[Excerpts from a figure dataset]
════════════════════
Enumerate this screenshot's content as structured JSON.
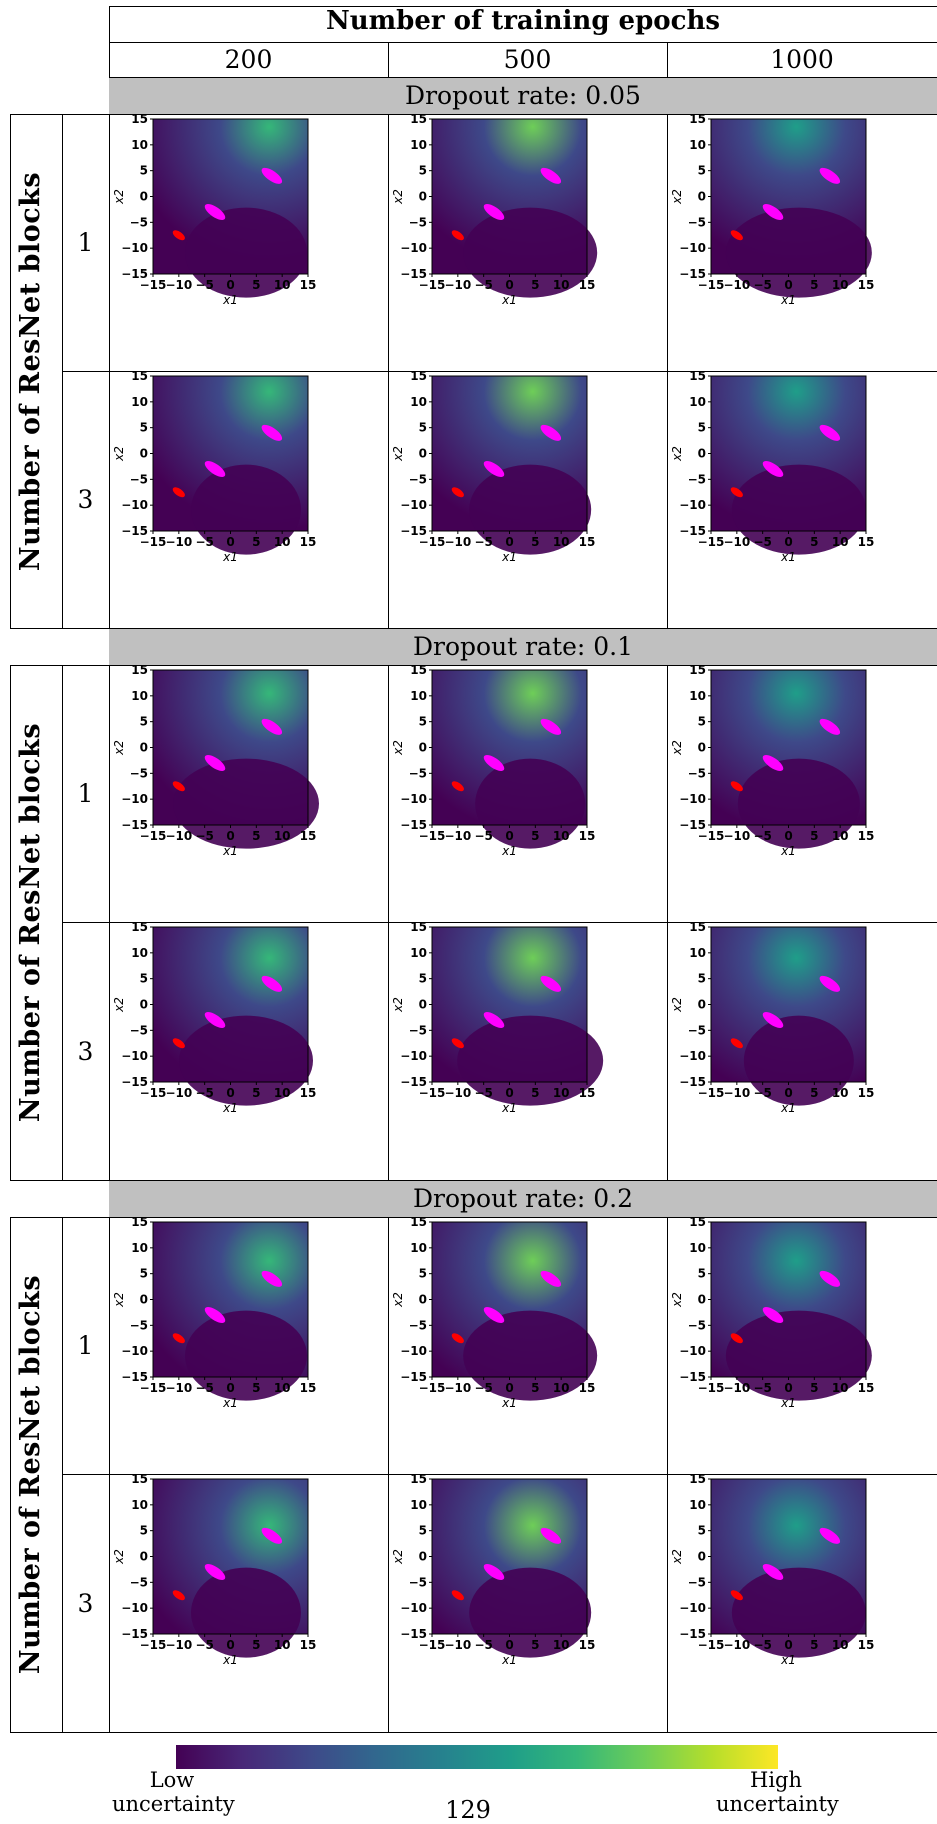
{
  "figure": {
    "column_header": "Number of training epochs",
    "epochs": [
      "200",
      "500",
      "1000"
    ],
    "row_header": "Number of ResNet blocks",
    "blocks": [
      "1",
      "3"
    ],
    "dropout_sections": [
      {
        "label": "Dropout rate: 0.05"
      },
      {
        "label": "Dropout rate: 0.1"
      },
      {
        "label": "Dropout rate: 0.2"
      }
    ],
    "colorbar": {
      "low_label_1": "Low",
      "low_label_2": "uncertainty",
      "high_label_1": "High",
      "high_label_2": "uncertainty",
      "colors": [
        "#440154",
        "#482878",
        "#3e4989",
        "#31688e",
        "#26828e",
        "#1f9e89",
        "#35b779",
        "#6ece58",
        "#b5de2b",
        "#fde725"
      ]
    },
    "page_number": "129"
  },
  "chart_data": {
    "type": "heatmap",
    "panel_grid": "3 dropout rates x 2 ResNet block counts x 3 epoch counts",
    "xlabel": "x1",
    "ylabel": "x2",
    "xlim": [
      -15,
      15
    ],
    "ylim": [
      -15,
      15
    ],
    "x_ticks": [
      "−15",
      "−10",
      "−5",
      "0",
      "5",
      "10",
      "15"
    ],
    "y_ticks": [
      "15",
      "10",
      "5",
      "0",
      "−5",
      "−10",
      "−15"
    ],
    "clusters": [
      {
        "color": "#ff00ff",
        "center": [
          8,
          4
        ]
      },
      {
        "color": "#ff00ff",
        "center": [
          -3,
          -3
        ]
      },
      {
        "color": "#ff0000",
        "center": [
          -10,
          -7.5
        ]
      }
    ],
    "colormap": "viridis"
  }
}
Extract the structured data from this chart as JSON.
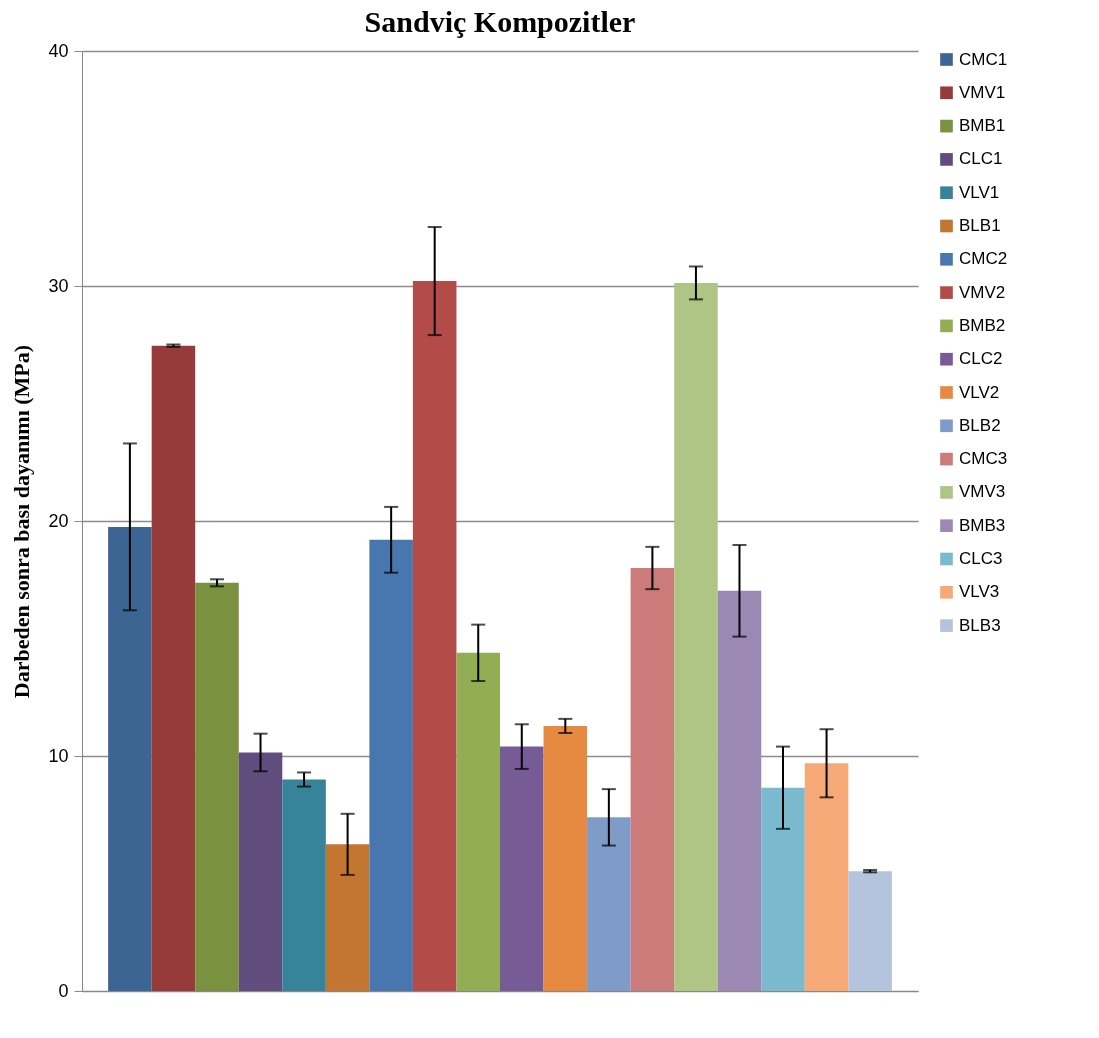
{
  "chart_data": {
    "type": "bar",
    "title": "Sandviç Kompozitler",
    "ylabel": "Darbeden sonra bası dayanımı (MPa)",
    "categories": [
      null
    ],
    "series": [
      {
        "name": "CMC1",
        "color": "#3d6594",
        "values": [
          19.75
        ],
        "errors": [
          3.55
        ]
      },
      {
        "name": "VMV1",
        "color": "#963b3a",
        "values": [
          27.46
        ],
        "errors": [
          0.05
        ]
      },
      {
        "name": "BMB1",
        "color": "#7a9140",
        "values": [
          17.37
        ],
        "errors": [
          0.15
        ]
      },
      {
        "name": "CLC1",
        "color": "#614c7e",
        "values": [
          10.15
        ],
        "errors": [
          0.8
        ]
      },
      {
        "name": "VLV1",
        "color": "#37849a",
        "values": [
          9.0
        ],
        "errors": [
          0.3
        ]
      },
      {
        "name": "BLB1",
        "color": "#c37532",
        "values": [
          6.24
        ],
        "errors": [
          1.3
        ]
      },
      {
        "name": "CMC2",
        "color": "#4877b0",
        "values": [
          19.2
        ],
        "errors": [
          1.4
        ]
      },
      {
        "name": "VMV2",
        "color": "#b34b48",
        "values": [
          30.21
        ],
        "errors": [
          2.3
        ]
      },
      {
        "name": "BMB2",
        "color": "#91ae55",
        "values": [
          14.39
        ],
        "errors": [
          1.2
        ]
      },
      {
        "name": "CLC2",
        "color": "#765b97",
        "values": [
          10.4
        ],
        "errors": [
          0.95
        ]
      },
      {
        "name": "VLV2",
        "color": "#e68a41",
        "values": [
          11.28
        ],
        "errors": [
          0.3
        ]
      },
      {
        "name": "BLB2",
        "color": "#7f9cc8",
        "values": [
          7.39
        ],
        "errors": [
          1.2
        ]
      },
      {
        "name": "CMC3",
        "color": "#cb7b79",
        "values": [
          18.0
        ],
        "errors": [
          0.9
        ]
      },
      {
        "name": "VMV3",
        "color": "#aec585",
        "values": [
          30.13
        ],
        "errors": [
          0.7
        ]
      },
      {
        "name": "BMB3",
        "color": "#9c89b3",
        "values": [
          17.03
        ],
        "errors": [
          1.95
        ]
      },
      {
        "name": "CLC3",
        "color": "#7ab9ce",
        "values": [
          8.65
        ],
        "errors": [
          1.75
        ]
      },
      {
        "name": "VLV3",
        "color": "#f6a877",
        "values": [
          9.69
        ],
        "errors": [
          1.45
        ]
      },
      {
        "name": "BLB3",
        "color": "#b4c3de",
        "values": [
          5.1
        ],
        "errors": [
          0.05
        ]
      }
    ],
    "ylim": [
      0,
      40
    ],
    "yticks": [
      0,
      10,
      20,
      30,
      40
    ],
    "grid": "y",
    "legend": "right",
    "tick_labels": "y"
  }
}
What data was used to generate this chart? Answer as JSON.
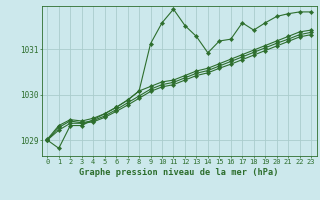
{
  "background_color": "#cce8ec",
  "grid_color": "#aacccc",
  "line_color": "#2d6e2d",
  "title": "Graphe pression niveau de la mer (hPa)",
  "ylabel_ticks": [
    1029,
    1030,
    1031
  ],
  "xlim": [
    -0.5,
    23.5
  ],
  "ylim": [
    1028.65,
    1031.95
  ],
  "series": [
    [
      1029.0,
      1028.82,
      1029.32,
      1029.32,
      1029.45,
      1029.58,
      1029.72,
      1029.88,
      1030.08,
      1031.12,
      1031.58,
      1031.88,
      1031.52,
      1031.28,
      1030.92,
      1031.18,
      1031.22,
      1031.58,
      1031.42,
      1031.58,
      1031.72,
      1031.78,
      1031.82,
      1031.82
    ],
    [
      1029.02,
      1029.32,
      1029.45,
      1029.42,
      1029.48,
      1029.58,
      1029.72,
      1029.88,
      1030.08,
      1030.18,
      1030.28,
      1030.32,
      1030.42,
      1030.52,
      1030.58,
      1030.68,
      1030.78,
      1030.88,
      1030.98,
      1031.08,
      1031.18,
      1031.28,
      1031.38,
      1031.42
    ],
    [
      1029.0,
      1029.28,
      1029.42,
      1029.38,
      1029.43,
      1029.53,
      1029.67,
      1029.82,
      1029.97,
      1030.12,
      1030.22,
      1030.27,
      1030.37,
      1030.47,
      1030.53,
      1030.63,
      1030.73,
      1030.83,
      1030.93,
      1031.03,
      1031.13,
      1031.22,
      1031.32,
      1031.37
    ],
    [
      1029.0,
      1029.22,
      1029.37,
      1029.37,
      1029.4,
      1029.5,
      1029.63,
      1029.77,
      1029.92,
      1030.07,
      1030.17,
      1030.22,
      1030.32,
      1030.42,
      1030.48,
      1030.58,
      1030.67,
      1030.77,
      1030.87,
      1030.97,
      1031.07,
      1031.17,
      1031.27,
      1031.32
    ]
  ],
  "marker": "D",
  "markersize": 2.2,
  "linewidth": 0.8,
  "tick_fontsize": 5.0,
  "xlabel_fontsize": 6.2,
  "ytick_fontsize": 5.5
}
════════════════════
▸ **Exercise objective**: Reproduce the whole listing word for word, setting aside any pictures.

▸ **Response to the task**:
Enumerate this screenshot's content as structured JSON.
{
  "figure": {
    "column_header": "Number of training epochs",
    "epochs": [
      "200",
      "500",
      "1000"
    ],
    "row_header": "Number of ResNet blocks",
    "blocks": [
      "1",
      "3"
    ],
    "dropout_sections": [
      {
        "label": "Dropout rate: 0.05"
      },
      {
        "label": "Dropout rate: 0.1"
      },
      {
        "label": "Dropout rate: 0.2"
      }
    ],
    "colorbar": {
      "low_label_1": "Low",
      "low_label_2": "uncertainty",
      "high_label_1": "High",
      "high_label_2": "uncertainty",
      "colors": [
        "#440154",
        "#482878",
        "#3e4989",
        "#31688e",
        "#26828e",
        "#1f9e89",
        "#35b779",
        "#6ece58",
        "#b5de2b",
        "#fde725"
      ]
    },
    "page_number": "129"
  },
  "chart_data": {
    "type": "heatmap",
    "panel_grid": "3 dropout rates x 2 ResNet block counts x 3 epoch counts",
    "xlabel": "x1",
    "ylabel": "x2",
    "xlim": [
      -15,
      15
    ],
    "ylim": [
      -15,
      15
    ],
    "x_ticks": [
      "−15",
      "−10",
      "−5",
      "0",
      "5",
      "10",
      "15"
    ],
    "y_ticks": [
      "15",
      "10",
      "5",
      "0",
      "−5",
      "−10",
      "−15"
    ],
    "clusters": [
      {
        "color": "#ff00ff",
        "center": [
          8,
          4
        ]
      },
      {
        "color": "#ff00ff",
        "center": [
          -3,
          -3
        ]
      },
      {
        "color": "#ff0000",
        "center": [
          -10,
          -7.5
        ]
      }
    ],
    "colormap": "viridis"
  }
}
Extract the structured data from this chart as JSON.
{
  "chart_data": {
    "type": "bar",
    "title": "Sandviç Kompozitler",
    "ylabel": "Darbeden sonra bası dayanımı (MPa)",
    "categories": [
      null
    ],
    "series": [
      {
        "name": "CMC1",
        "color": "#3d6594",
        "values": [
          19.75
        ],
        "errors": [
          3.55
        ]
      },
      {
        "name": "VMV1",
        "color": "#963b3a",
        "values": [
          27.46
        ],
        "errors": [
          0.05
        ]
      },
      {
        "name": "BMB1",
        "color": "#7a9140",
        "values": [
          17.37
        ],
        "errors": [
          0.15
        ]
      },
      {
        "name": "CLC1",
        "color": "#614c7e",
        "values": [
          10.15
        ],
        "errors": [
          0.8
        ]
      },
      {
        "name": "VLV1",
        "color": "#37849a",
        "values": [
          9.0
        ],
        "errors": [
          0.3
        ]
      },
      {
        "name": "BLB1",
        "color": "#c37532",
        "values": [
          6.24
        ],
        "errors": [
          1.3
        ]
      },
      {
        "name": "CMC2",
        "color": "#4877b0",
        "values": [
          19.2
        ],
        "errors": [
          1.4
        ]
      },
      {
        "name": "VMV2",
        "color": "#b34b48",
        "values": [
          30.21
        ],
        "errors": [
          2.3
        ]
      },
      {
        "name": "BMB2",
        "color": "#91ae55",
        "values": [
          14.39
        ],
        "errors": [
          1.2
        ]
      },
      {
        "name": "CLC2",
        "color": "#765b97",
        "values": [
          10.4
        ],
        "errors": [
          0.95
        ]
      },
      {
        "name": "VLV2",
        "color": "#e68a41",
        "values": [
          11.28
        ],
        "errors": [
          0.3
        ]
      },
      {
        "name": "BLB2",
        "color": "#7f9cc8",
        "values": [
          7.39
        ],
        "errors": [
          1.2
        ]
      },
      {
        "name": "CMC3",
        "color": "#cb7b79",
        "values": [
          18.0
        ],
        "errors": [
          0.9
        ]
      },
      {
        "name": "VMV3",
        "color": "#aec585",
        "values": [
          30.13
        ],
        "errors": [
          0.7
        ]
      },
      {
        "name": "BMB3",
        "color": "#9c89b3",
        "values": [
          17.03
        ],
        "errors": [
          1.95
        ]
      },
      {
        "name": "CLC3",
        "color": "#7ab9ce",
        "values": [
          8.65
        ],
        "errors": [
          1.75
        ]
      },
      {
        "name": "VLV3",
        "color": "#f6a877",
        "values": [
          9.69
        ],
        "errors": [
          1.45
        ]
      },
      {
        "name": "BLB3",
        "color": "#b4c3de",
        "values": [
          5.1
        ],
        "errors": [
          0.05
        ]
      }
    ],
    "ylim": [
      0,
      40
    ],
    "yticks": [
      0,
      10,
      20,
      30,
      40
    ],
    "grid": "y",
    "legend": "right",
    "tick_labels": "y"
  }
}
What data was used to generate this chart? Answer as JSON.
{
  "background_color": "#cce8ec",
  "grid_color": "#aacccc",
  "line_color": "#2d6e2d",
  "title": "Graphe pression niveau de la mer (hPa)",
  "ylabel_ticks": [
    1029,
    1030,
    1031
  ],
  "xlim": [
    -0.5,
    23.5
  ],
  "ylim": [
    1028.65,
    1031.95
  ],
  "series": [
    [
      1029.0,
      1028.82,
      1029.32,
      1029.32,
      1029.45,
      1029.58,
      1029.72,
      1029.88,
      1030.08,
      1031.12,
      1031.58,
      1031.88,
      1031.52,
      1031.28,
      1030.92,
      1031.18,
      1031.22,
      1031.58,
      1031.42,
      1031.58,
      1031.72,
      1031.78,
      1031.82,
      1031.82
    ],
    [
      1029.02,
      1029.32,
      1029.45,
      1029.42,
      1029.48,
      1029.58,
      1029.72,
      1029.88,
      1030.08,
      1030.18,
      1030.28,
      1030.32,
      1030.42,
      1030.52,
      1030.58,
      1030.68,
      1030.78,
      1030.88,
      1030.98,
      1031.08,
      1031.18,
      1031.28,
      1031.38,
      1031.42
    ],
    [
      1029.0,
      1029.28,
      1029.42,
      1029.38,
      1029.43,
      1029.53,
      1029.67,
      1029.82,
      1029.97,
      1030.12,
      1030.22,
      1030.27,
      1030.37,
      1030.47,
      1030.53,
      1030.63,
      1030.73,
      1030.83,
      1030.93,
      1031.03,
      1031.13,
      1031.22,
      1031.32,
      1031.37
    ],
    [
      1029.0,
      1029.22,
      1029.37,
      1029.37,
      1029.4,
      1029.5,
      1029.63,
      1029.77,
      1029.92,
      1030.07,
      1030.17,
      1030.22,
      1030.32,
      1030.42,
      1030.48,
      1030.58,
      1030.67,
      1030.77,
      1030.87,
      1030.97,
      1031.07,
      1031.17,
      1031.27,
      1031.32
    ]
  ],
  "marker": "D",
  "markersize": 2.2,
  "linewidth": 0.8,
  "tick_fontsize": 5.0,
  "xlabel_fontsize": 6.2,
  "ytick_fontsize": 5.5
}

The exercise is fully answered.